## AIM OF THE EXERCISE
Determine the number of lines that contain the word "true", then state that number and nothing more.

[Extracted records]
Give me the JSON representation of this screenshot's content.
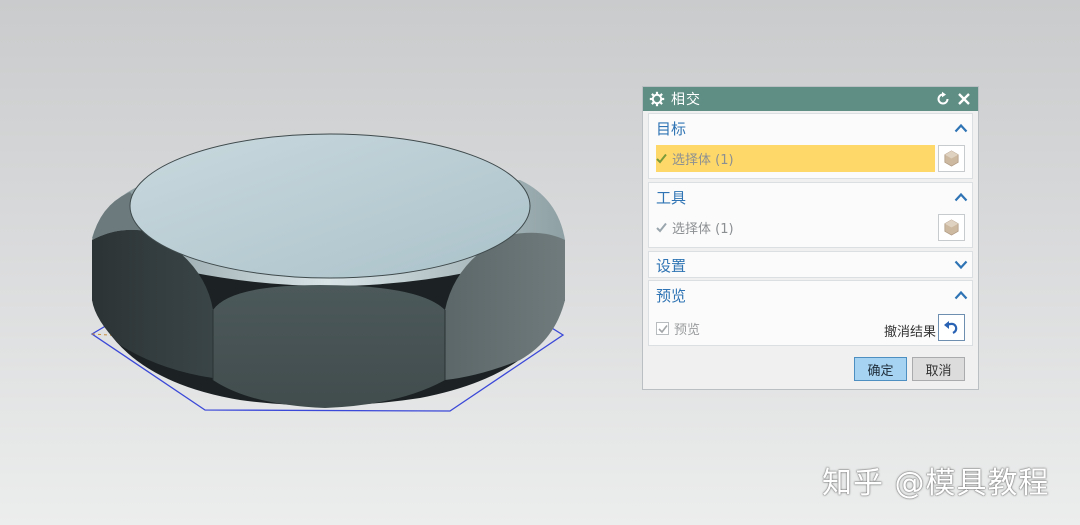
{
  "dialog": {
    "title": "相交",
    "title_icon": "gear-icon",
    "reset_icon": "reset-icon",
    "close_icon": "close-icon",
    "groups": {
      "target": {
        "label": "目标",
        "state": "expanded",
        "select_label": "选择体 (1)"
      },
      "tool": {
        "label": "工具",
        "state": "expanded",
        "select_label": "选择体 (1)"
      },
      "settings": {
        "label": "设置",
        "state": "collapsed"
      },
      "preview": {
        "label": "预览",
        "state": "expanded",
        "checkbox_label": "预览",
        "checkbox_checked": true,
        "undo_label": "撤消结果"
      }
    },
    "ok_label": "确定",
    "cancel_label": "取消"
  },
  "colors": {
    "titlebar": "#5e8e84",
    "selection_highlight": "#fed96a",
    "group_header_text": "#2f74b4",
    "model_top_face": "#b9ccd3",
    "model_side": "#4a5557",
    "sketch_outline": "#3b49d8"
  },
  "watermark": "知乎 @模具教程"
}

---

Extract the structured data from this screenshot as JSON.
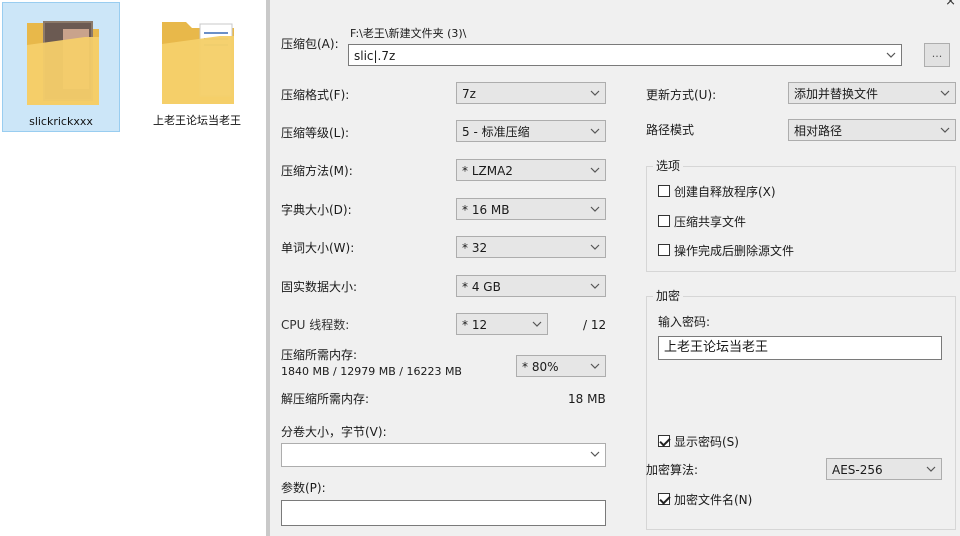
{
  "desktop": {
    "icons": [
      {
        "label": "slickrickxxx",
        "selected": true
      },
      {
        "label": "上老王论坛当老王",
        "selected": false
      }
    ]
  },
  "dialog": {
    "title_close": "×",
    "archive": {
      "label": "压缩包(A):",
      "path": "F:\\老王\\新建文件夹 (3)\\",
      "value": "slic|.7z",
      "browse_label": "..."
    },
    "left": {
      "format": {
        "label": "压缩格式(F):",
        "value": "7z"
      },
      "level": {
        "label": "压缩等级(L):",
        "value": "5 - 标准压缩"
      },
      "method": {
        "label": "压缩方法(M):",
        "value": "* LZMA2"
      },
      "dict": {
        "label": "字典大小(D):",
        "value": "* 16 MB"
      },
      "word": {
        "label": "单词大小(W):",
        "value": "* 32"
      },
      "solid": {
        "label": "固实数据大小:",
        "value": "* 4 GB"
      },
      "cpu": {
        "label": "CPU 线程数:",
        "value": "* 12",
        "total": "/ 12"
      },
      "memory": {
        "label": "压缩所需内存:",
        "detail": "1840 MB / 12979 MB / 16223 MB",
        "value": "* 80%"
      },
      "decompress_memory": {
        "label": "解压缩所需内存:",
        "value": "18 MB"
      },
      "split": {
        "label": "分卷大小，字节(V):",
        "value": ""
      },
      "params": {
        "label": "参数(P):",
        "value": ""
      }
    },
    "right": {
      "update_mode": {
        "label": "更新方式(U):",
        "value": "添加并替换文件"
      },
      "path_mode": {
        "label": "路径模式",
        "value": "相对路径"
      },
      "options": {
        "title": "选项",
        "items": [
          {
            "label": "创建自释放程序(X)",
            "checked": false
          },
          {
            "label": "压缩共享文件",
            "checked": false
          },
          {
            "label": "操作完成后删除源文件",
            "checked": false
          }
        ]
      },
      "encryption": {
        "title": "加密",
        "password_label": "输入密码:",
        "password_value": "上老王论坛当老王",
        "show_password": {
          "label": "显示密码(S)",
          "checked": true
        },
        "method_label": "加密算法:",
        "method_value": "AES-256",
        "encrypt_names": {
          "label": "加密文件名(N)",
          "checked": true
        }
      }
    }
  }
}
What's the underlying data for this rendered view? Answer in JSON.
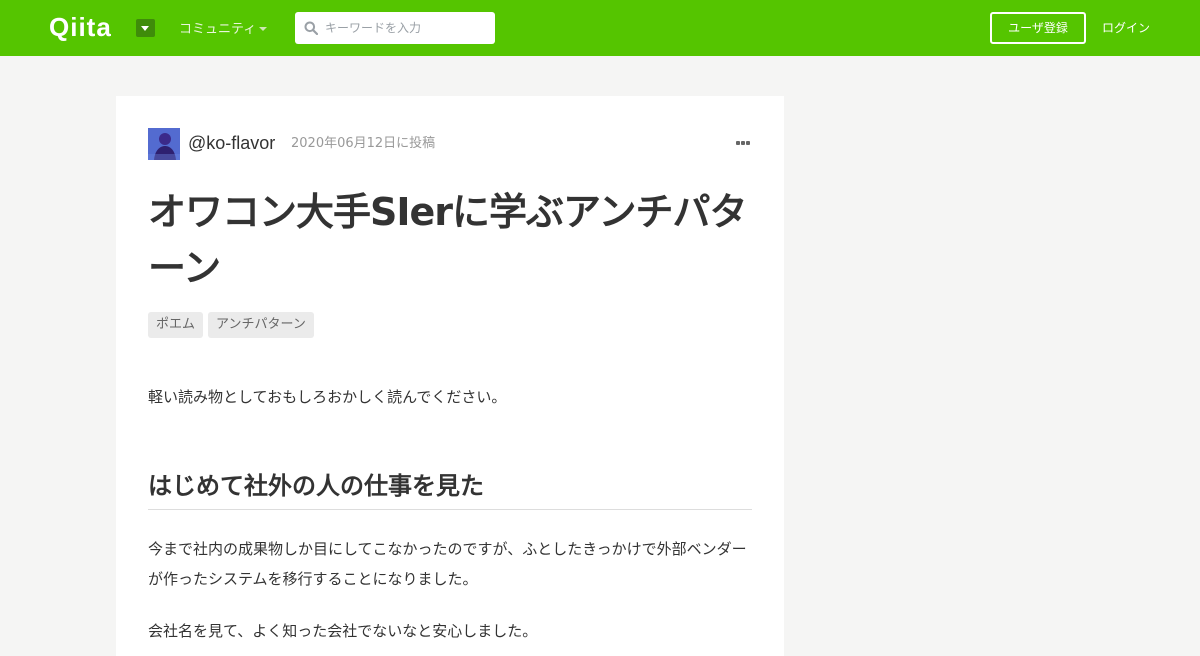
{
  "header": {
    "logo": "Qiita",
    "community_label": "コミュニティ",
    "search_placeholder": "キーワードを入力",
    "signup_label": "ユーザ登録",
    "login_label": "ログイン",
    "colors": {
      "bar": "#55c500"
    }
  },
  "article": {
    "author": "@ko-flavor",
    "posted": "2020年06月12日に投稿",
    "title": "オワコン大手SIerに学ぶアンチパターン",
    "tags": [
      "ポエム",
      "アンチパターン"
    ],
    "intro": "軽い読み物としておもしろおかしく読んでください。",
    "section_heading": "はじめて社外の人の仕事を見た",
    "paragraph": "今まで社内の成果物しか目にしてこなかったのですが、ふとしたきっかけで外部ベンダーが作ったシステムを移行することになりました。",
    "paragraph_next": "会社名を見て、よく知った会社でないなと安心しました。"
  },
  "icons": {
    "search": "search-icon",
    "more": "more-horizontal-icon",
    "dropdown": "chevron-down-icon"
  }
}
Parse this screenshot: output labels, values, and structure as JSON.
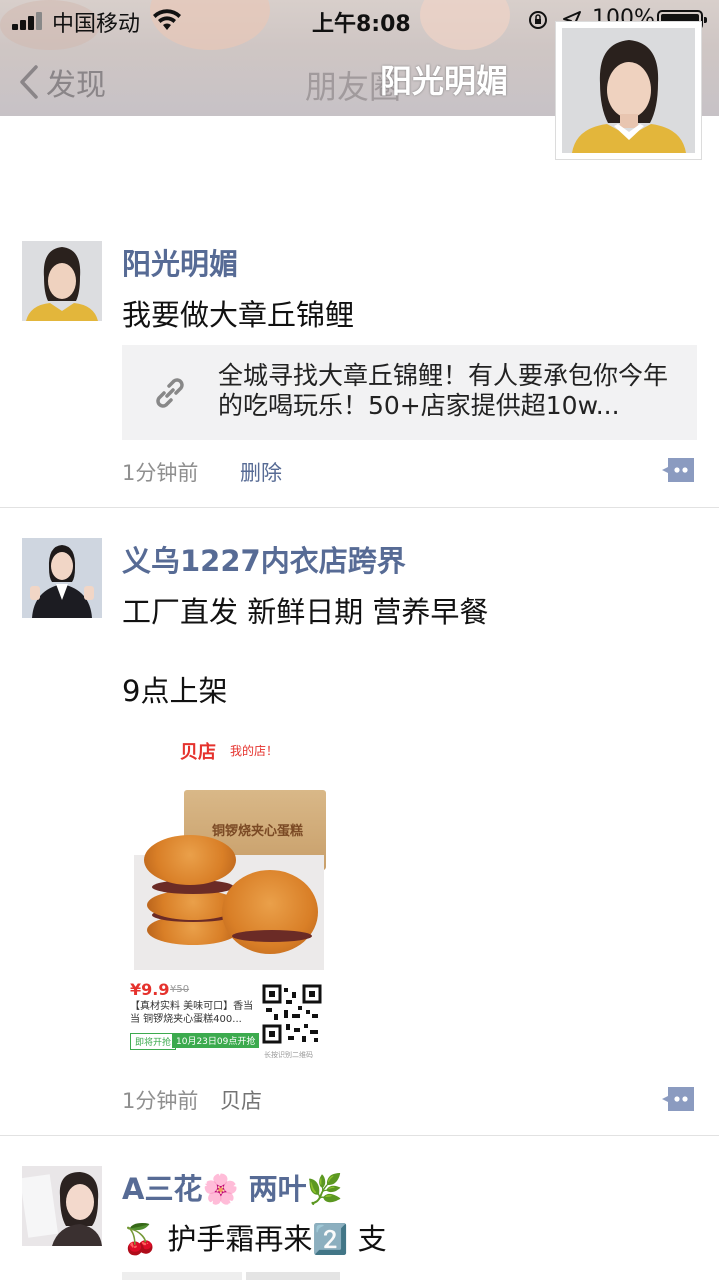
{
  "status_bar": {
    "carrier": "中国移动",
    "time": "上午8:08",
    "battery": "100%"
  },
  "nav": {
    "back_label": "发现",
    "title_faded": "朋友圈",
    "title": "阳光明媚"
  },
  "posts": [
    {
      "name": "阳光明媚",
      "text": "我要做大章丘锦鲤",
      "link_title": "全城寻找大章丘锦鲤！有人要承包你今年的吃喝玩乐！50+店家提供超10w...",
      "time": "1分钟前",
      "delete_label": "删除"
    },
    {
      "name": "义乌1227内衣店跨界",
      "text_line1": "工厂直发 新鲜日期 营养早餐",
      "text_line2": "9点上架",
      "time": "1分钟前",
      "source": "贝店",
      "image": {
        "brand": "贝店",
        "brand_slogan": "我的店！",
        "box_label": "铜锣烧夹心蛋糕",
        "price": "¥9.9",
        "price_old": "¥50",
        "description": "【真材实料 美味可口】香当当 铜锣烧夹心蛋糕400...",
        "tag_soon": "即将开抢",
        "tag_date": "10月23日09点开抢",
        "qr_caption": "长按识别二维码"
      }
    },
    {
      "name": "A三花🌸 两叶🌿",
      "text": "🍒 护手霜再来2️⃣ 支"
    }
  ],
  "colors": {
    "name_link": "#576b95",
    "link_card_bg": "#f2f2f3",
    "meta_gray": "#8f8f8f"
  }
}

## OUTPUT FOR THIS EXERCISE
4